## What is needed
Print the listing as it stands, omitting all images.

===

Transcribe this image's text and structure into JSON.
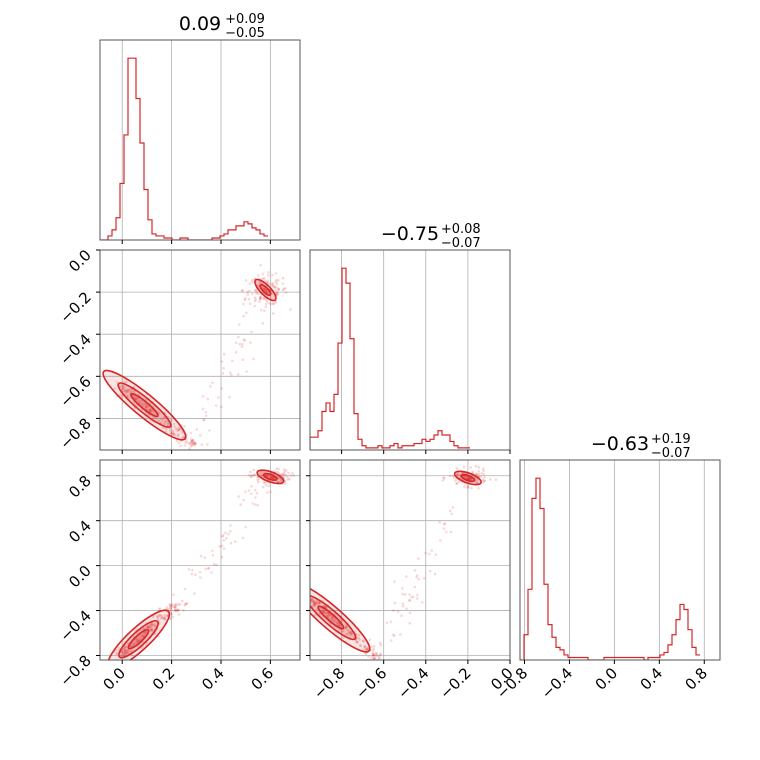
{
  "figure": {
    "type": "corner_plot",
    "color": "#d62728",
    "grid": true
  },
  "chart_data": [
    {
      "id": "hist-p0",
      "type": "histogram",
      "title": {
        "median": "0.09",
        "plus": "+0.09",
        "minus": "−0.05"
      },
      "xlim": [
        -0.09,
        0.72
      ],
      "xticks": [
        0.0,
        0.2,
        0.4,
        0.6
      ],
      "bin_start": -0.09,
      "bin_width": 0.0162,
      "counts": [
        0,
        0,
        2,
        5,
        11,
        28,
        52,
        90,
        90,
        70,
        48,
        25,
        10,
        3,
        2,
        2,
        1,
        1,
        0,
        0,
        1,
        1,
        0,
        0,
        0,
        0,
        0,
        0,
        1,
        1,
        2,
        3,
        5,
        5,
        7,
        7,
        9,
        8,
        6,
        5,
        3,
        2
      ]
    },
    {
      "id": "hist-p1",
      "type": "histogram",
      "title": {
        "median": "−0.75",
        "plus": "+0.08",
        "minus": "−0.07"
      },
      "xlim": [
        -0.95,
        0.0
      ],
      "xticks": [
        -0.8,
        -0.6,
        -0.4,
        -0.2,
        0.0
      ],
      "bin_start": -0.95,
      "bin_width": 0.019,
      "counts": [
        6,
        6,
        9,
        18,
        22,
        18,
        26,
        50,
        85,
        78,
        52,
        17,
        5,
        2,
        1,
        1,
        1,
        2,
        1,
        1,
        2,
        3,
        1,
        2,
        2,
        2,
        3,
        3,
        5,
        4,
        5,
        7,
        9,
        7,
        7,
        4,
        2,
        1,
        1,
        1
      ]
    },
    {
      "id": "hist-p2",
      "type": "histogram",
      "title": {
        "median": "−0.63",
        "plus": "+0.19",
        "minus": "−0.07"
      },
      "xlim": [
        -0.84,
        0.94
      ],
      "xticks": [
        -0.8,
        -0.4,
        0.0,
        0.4,
        0.8
      ],
      "bin_start": -0.84,
      "bin_width": 0.0356,
      "counts": [
        0,
        10,
        28,
        64,
        72,
        60,
        30,
        14,
        9,
        5,
        4,
        2,
        1,
        1,
        1,
        1,
        1,
        0,
        0,
        0,
        0,
        1,
        1,
        1,
        1,
        1,
        1,
        1,
        1,
        1,
        1,
        0,
        1,
        1,
        1,
        2,
        3,
        6,
        10,
        16,
        22,
        20,
        12,
        5,
        2
      ]
    },
    {
      "id": "scatter-p0-p1",
      "type": "scatter",
      "xlim": [
        -0.09,
        0.72
      ],
      "ylim": [
        -0.95,
        0.0
      ],
      "xticks": [
        0.0,
        0.2,
        0.4,
        0.6
      ],
      "yticks": [
        0.0,
        -0.2,
        -0.4,
        -0.6,
        -0.8
      ],
      "mode1": {
        "from": [
          0.0,
          -0.65
        ],
        "to": [
          0.3,
          -0.94
        ],
        "spread": 0.018
      },
      "mode2": {
        "center": [
          0.58,
          -0.19
        ],
        "spread": 0.045
      }
    },
    {
      "id": "scatter-p0-p2",
      "type": "scatter",
      "xlim": [
        -0.09,
        0.72
      ],
      "ylim": [
        -0.84,
        0.94
      ],
      "xticks": [
        0.0,
        0.2,
        0.4,
        0.6
      ],
      "yticks": [
        0.8,
        0.4,
        0.0,
        -0.4,
        -0.8
      ],
      "mode1": {
        "from": [
          0.0,
          -0.79
        ],
        "to": [
          0.22,
          -0.34
        ],
        "spread": 0.02
      },
      "mode2": {
        "center": [
          0.6,
          0.79
        ],
        "spread": 0.04
      }
    },
    {
      "id": "scatter-p1-p2",
      "type": "scatter",
      "xlim": [
        -0.95,
        0.0
      ],
      "ylim": [
        -0.84,
        0.94
      ],
      "xticks": [
        -0.8,
        -0.6,
        -0.4,
        -0.2,
        0.0
      ],
      "yticks": [
        0.8,
        0.4,
        0.0,
        -0.4,
        -0.8
      ],
      "mode1": {
        "from": [
          -0.95,
          -0.3
        ],
        "to": [
          -0.62,
          -0.84
        ],
        "spread": 0.02
      },
      "mode2": {
        "center": [
          -0.2,
          0.78
        ],
        "spread": 0.045
      }
    }
  ]
}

===

## Expected answer
Transcribe this image's text and structure into JSON.
{
  "figure": {
    "type": "corner_plot",
    "color": "#d62728",
    "grid": true
  },
  "chart_data": [
    {
      "id": "hist-p0",
      "type": "histogram",
      "title": {
        "median": "0.09",
        "plus": "+0.09",
        "minus": "−0.05"
      },
      "xlim": [
        -0.09,
        0.72
      ],
      "xticks": [
        0.0,
        0.2,
        0.4,
        0.6
      ],
      "bin_start": -0.09,
      "bin_width": 0.0162,
      "counts": [
        0,
        0,
        2,
        5,
        11,
        28,
        52,
        90,
        90,
        70,
        48,
        25,
        10,
        3,
        2,
        2,
        1,
        1,
        0,
        0,
        1,
        1,
        0,
        0,
        0,
        0,
        0,
        0,
        1,
        1,
        2,
        3,
        5,
        5,
        7,
        7,
        9,
        8,
        6,
        5,
        3,
        2
      ]
    },
    {
      "id": "hist-p1",
      "type": "histogram",
      "title": {
        "median": "−0.75",
        "plus": "+0.08",
        "minus": "−0.07"
      },
      "xlim": [
        -0.95,
        0.0
      ],
      "xticks": [
        -0.8,
        -0.6,
        -0.4,
        -0.2,
        0.0
      ],
      "bin_start": -0.95,
      "bin_width": 0.019,
      "counts": [
        6,
        6,
        9,
        18,
        22,
        18,
        26,
        50,
        85,
        78,
        52,
        17,
        5,
        2,
        1,
        1,
        1,
        2,
        1,
        1,
        2,
        3,
        1,
        2,
        2,
        2,
        3,
        3,
        5,
        4,
        5,
        7,
        9,
        7,
        7,
        4,
        2,
        1,
        1,
        1
      ]
    },
    {
      "id": "hist-p2",
      "type": "histogram",
      "title": {
        "median": "−0.63",
        "plus": "+0.19",
        "minus": "−0.07"
      },
      "xlim": [
        -0.84,
        0.94
      ],
      "xticks": [
        -0.8,
        -0.4,
        0.0,
        0.4,
        0.8
      ],
      "bin_start": -0.84,
      "bin_width": 0.0356,
      "counts": [
        0,
        10,
        28,
        64,
        72,
        60,
        30,
        14,
        9,
        5,
        4,
        2,
        1,
        1,
        1,
        1,
        1,
        0,
        0,
        0,
        0,
        1,
        1,
        1,
        1,
        1,
        1,
        1,
        1,
        1,
        1,
        0,
        1,
        1,
        1,
        2,
        3,
        6,
        10,
        16,
        22,
        20,
        12,
        5,
        2
      ]
    },
    {
      "id": "scatter-p0-p1",
      "type": "scatter",
      "xlim": [
        -0.09,
        0.72
      ],
      "ylim": [
        -0.95,
        0.0
      ],
      "xticks": [
        0.0,
        0.2,
        0.4,
        0.6
      ],
      "yticks": [
        0.0,
        -0.2,
        -0.4,
        -0.6,
        -0.8
      ],
      "mode1": {
        "from": [
          0.0,
          -0.65
        ],
        "to": [
          0.3,
          -0.94
        ],
        "spread": 0.018
      },
      "mode2": {
        "center": [
          0.58,
          -0.19
        ],
        "spread": 0.045
      }
    },
    {
      "id": "scatter-p0-p2",
      "type": "scatter",
      "xlim": [
        -0.09,
        0.72
      ],
      "ylim": [
        -0.84,
        0.94
      ],
      "xticks": [
        0.0,
        0.2,
        0.4,
        0.6
      ],
      "yticks": [
        0.8,
        0.4,
        0.0,
        -0.4,
        -0.8
      ],
      "mode1": {
        "from": [
          0.0,
          -0.79
        ],
        "to": [
          0.22,
          -0.34
        ],
        "spread": 0.02
      },
      "mode2": {
        "center": [
          0.6,
          0.79
        ],
        "spread": 0.04
      }
    },
    {
      "id": "scatter-p1-p2",
      "type": "scatter",
      "xlim": [
        -0.95,
        0.0
      ],
      "ylim": [
        -0.84,
        0.94
      ],
      "xticks": [
        -0.8,
        -0.6,
        -0.4,
        -0.2,
        0.0
      ],
      "yticks": [
        0.8,
        0.4,
        0.0,
        -0.4,
        -0.8
      ],
      "mode1": {
        "from": [
          -0.95,
          -0.3
        ],
        "to": [
          -0.62,
          -0.84
        ],
        "spread": 0.02
      },
      "mode2": {
        "center": [
          -0.2,
          0.78
        ],
        "spread": 0.045
      }
    }
  ]
}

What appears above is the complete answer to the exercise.